Exercise prompt —
Without omitting anything, retype the data that follows.

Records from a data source
%%

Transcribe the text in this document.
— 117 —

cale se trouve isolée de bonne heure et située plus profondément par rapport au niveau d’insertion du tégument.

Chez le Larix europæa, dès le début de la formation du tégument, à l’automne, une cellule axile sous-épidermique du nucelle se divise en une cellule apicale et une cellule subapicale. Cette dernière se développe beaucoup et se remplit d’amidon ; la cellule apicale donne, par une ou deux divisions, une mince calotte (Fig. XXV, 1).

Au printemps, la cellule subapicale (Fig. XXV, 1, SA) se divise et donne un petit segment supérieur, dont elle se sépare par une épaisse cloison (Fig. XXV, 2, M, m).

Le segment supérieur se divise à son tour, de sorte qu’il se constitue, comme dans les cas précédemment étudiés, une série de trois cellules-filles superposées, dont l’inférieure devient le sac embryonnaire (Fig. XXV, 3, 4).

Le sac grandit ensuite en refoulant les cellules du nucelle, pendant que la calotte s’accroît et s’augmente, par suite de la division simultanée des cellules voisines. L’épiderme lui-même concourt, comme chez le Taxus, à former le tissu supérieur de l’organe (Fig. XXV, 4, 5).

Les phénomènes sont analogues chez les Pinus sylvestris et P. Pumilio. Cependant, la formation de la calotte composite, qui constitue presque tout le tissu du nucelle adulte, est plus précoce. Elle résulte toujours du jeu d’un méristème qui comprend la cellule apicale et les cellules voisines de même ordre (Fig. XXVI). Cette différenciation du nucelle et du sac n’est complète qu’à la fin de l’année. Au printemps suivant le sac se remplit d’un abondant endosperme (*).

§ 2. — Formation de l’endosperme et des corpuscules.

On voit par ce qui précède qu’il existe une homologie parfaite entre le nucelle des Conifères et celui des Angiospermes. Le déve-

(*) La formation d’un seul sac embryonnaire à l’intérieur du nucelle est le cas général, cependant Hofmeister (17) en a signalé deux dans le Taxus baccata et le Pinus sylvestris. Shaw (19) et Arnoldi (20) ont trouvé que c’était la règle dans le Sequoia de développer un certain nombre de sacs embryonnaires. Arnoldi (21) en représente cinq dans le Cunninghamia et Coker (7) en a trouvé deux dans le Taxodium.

%%

Answer to the exercise —
Transcribe the text in this document.
— 117 —

cale se trouve isolée de bonne heure et située plus profondément par rapport au niveau d’insertion du tégument.

Chez le Larix europæa, dès le début de la formation du tégument, à l’automne, une cellule axile sous-épidermique du nucelle se divise en une cellule apicale et une cellule subapicale. Cette dernière se développe beaucoup et se remplit d’amidon ; la cellule apicale donne, par une ou deux divisions, une mince calotte (Fig. XXV, 1).

Au printemps, la cellule subapicale (Fig. XXV, 1, SA) se divise et donne un petit segment supérieur, dont elle se sépare par une épaisse cloison (Fig. XXV, 2, M, m).

Le segment supérieur se divise à son tour, de sorte qu’il se constitue, comme dans les cas précédemment étudiés, une série de trois cellules-filles superposées, dont l’inférieure devient le sac embryonnaire (Fig. XXV, 3, 4).

Le sac grandit ensuite en refoulant les cellules du nucelle, pendant que la calotte s’accroît et s’augmente, par suite de la division simultanée des cellules voisines. L’épiderme lui-même concourt, comme chez le Taxus, à former le tissu supérieur de l’organe (Fig. XXV, 4, 5).

Les phénomènes sont analogues chez les Pinus sylvestris et P. Pumilio. Cependant, la formation de la calotte composite, qui constitue presque tout le tissu du nucelle adulte, est plus précoce. Elle résulte toujours du jeu d’un méristème qui comprend la cellule apicale et les cellules voisines de même ordre (Fig. XXVI). Cette différenciation du nucelle et du sac n’est complète qu’à la fin de l’année. Au printemps suivant le sac se remplit d’un abondant endosperme (*).

§ 2. — Formation de l’endosperme et des corpuscules.

On voit par ce qui précède qu’il existe une homologie parfaite entre le nucelle des Conifères et celui des Angiospermes. Le déve-

(*) La formation d’un seul sac embryonnaire à l’intérieur du nucelle est le cas général, cependant Hofmeister (17) en a signalé deux dans le Taxus baccata et le Pinus sylvestris. Shaw (19) et Arnoldi (20) ont trouvé que c’était la règle dans le Sequoia de développer un certain nombre de sacs embryonnaires. Arnoldi (21) en représente cinq dans le Cunninghamia et Coker (7) en a trouvé deux dans le Taxodium.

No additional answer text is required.